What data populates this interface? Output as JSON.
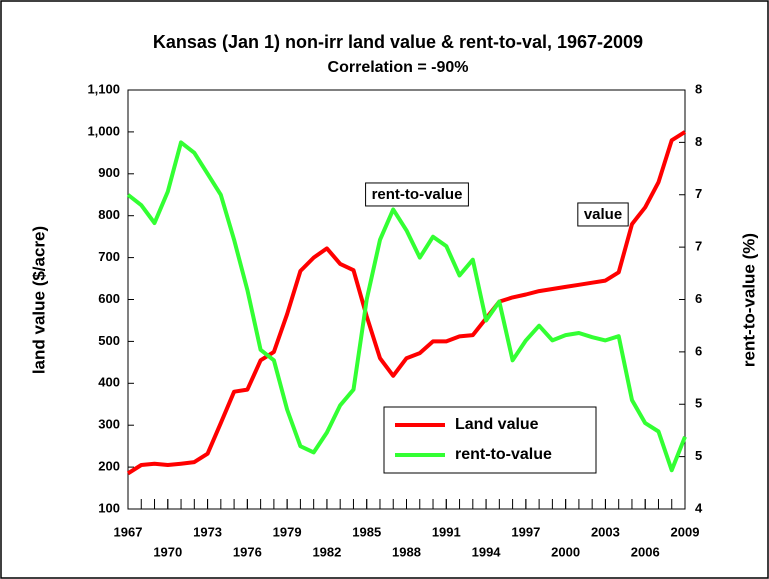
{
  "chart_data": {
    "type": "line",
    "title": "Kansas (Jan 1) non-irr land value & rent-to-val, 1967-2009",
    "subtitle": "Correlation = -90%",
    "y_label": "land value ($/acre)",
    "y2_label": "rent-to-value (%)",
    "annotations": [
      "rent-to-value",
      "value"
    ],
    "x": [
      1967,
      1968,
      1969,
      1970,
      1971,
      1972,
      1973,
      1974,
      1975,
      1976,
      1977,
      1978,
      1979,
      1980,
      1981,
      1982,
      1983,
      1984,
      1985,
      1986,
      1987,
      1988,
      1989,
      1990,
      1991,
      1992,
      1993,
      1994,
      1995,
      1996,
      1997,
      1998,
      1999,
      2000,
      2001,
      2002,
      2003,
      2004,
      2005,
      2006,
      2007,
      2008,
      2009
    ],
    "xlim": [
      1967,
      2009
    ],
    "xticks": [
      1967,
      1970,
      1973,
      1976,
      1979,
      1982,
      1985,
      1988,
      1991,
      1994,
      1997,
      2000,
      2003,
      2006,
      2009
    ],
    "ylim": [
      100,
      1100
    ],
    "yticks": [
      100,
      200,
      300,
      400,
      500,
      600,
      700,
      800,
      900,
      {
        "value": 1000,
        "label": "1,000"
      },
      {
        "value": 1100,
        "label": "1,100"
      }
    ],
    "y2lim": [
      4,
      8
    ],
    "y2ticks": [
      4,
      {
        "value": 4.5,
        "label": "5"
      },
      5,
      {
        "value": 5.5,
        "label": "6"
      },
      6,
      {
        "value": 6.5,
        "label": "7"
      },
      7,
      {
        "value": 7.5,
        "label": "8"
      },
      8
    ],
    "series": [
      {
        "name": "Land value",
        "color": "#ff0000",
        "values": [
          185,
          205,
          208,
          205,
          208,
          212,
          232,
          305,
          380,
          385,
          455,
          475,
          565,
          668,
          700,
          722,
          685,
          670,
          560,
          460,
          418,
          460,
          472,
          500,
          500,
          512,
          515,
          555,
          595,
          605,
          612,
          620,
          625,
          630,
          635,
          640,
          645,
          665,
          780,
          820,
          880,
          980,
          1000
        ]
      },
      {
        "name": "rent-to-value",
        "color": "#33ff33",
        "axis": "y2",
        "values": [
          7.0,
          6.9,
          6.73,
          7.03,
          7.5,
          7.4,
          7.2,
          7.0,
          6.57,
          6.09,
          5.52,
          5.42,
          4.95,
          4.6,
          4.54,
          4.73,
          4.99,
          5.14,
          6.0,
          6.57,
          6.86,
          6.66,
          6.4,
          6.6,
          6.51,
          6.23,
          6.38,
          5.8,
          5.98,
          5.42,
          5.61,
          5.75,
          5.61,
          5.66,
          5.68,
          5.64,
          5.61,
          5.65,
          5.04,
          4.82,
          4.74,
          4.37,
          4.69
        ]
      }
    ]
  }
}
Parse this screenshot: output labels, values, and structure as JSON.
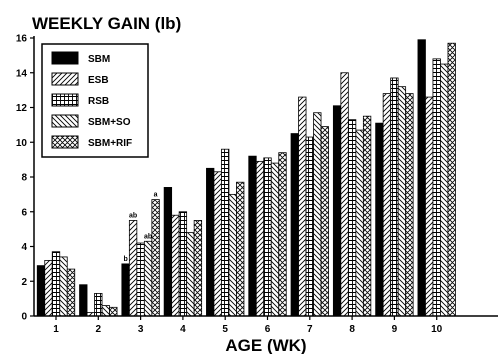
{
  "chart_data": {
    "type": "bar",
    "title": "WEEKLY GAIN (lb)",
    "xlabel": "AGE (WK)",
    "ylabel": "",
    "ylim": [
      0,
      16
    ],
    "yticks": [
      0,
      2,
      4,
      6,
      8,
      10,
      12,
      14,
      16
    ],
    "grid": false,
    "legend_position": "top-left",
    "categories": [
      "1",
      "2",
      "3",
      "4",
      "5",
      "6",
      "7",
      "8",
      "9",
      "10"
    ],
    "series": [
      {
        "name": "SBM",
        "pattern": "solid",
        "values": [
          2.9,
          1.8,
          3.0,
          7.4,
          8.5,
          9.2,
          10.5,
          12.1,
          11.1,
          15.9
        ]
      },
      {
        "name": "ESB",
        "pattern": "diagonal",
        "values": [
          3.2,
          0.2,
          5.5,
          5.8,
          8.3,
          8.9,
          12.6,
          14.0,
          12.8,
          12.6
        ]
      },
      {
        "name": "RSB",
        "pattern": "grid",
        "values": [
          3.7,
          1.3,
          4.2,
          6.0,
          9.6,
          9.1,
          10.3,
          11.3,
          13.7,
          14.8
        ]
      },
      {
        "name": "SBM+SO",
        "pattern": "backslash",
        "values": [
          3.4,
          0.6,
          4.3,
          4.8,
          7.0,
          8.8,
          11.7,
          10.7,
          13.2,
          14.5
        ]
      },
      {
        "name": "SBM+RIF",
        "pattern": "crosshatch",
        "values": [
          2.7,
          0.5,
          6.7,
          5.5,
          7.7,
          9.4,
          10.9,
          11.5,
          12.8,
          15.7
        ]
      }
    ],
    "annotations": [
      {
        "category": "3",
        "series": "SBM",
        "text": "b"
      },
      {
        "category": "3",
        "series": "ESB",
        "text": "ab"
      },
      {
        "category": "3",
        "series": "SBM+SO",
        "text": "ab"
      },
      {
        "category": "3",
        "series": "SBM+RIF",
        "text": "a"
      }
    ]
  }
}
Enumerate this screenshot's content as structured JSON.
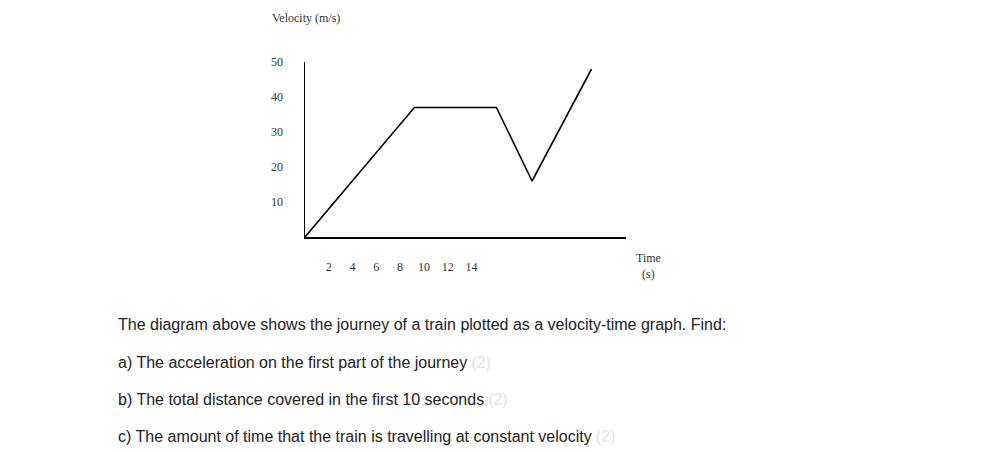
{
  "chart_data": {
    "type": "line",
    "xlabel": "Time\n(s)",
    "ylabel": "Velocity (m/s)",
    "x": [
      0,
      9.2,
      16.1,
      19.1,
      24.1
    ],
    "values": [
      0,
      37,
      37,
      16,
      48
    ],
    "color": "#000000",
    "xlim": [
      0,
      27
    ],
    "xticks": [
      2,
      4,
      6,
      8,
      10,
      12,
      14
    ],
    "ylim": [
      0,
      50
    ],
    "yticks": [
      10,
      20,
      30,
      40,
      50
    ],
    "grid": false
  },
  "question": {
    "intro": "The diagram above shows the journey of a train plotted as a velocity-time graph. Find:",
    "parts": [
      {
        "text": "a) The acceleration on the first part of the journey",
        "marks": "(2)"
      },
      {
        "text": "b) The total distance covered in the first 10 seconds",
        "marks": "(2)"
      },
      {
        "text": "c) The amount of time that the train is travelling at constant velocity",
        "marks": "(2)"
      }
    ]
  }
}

Work required -> How many lines of these entries hold the string "series"? Answer with the number alone.

Exercise answer -> 6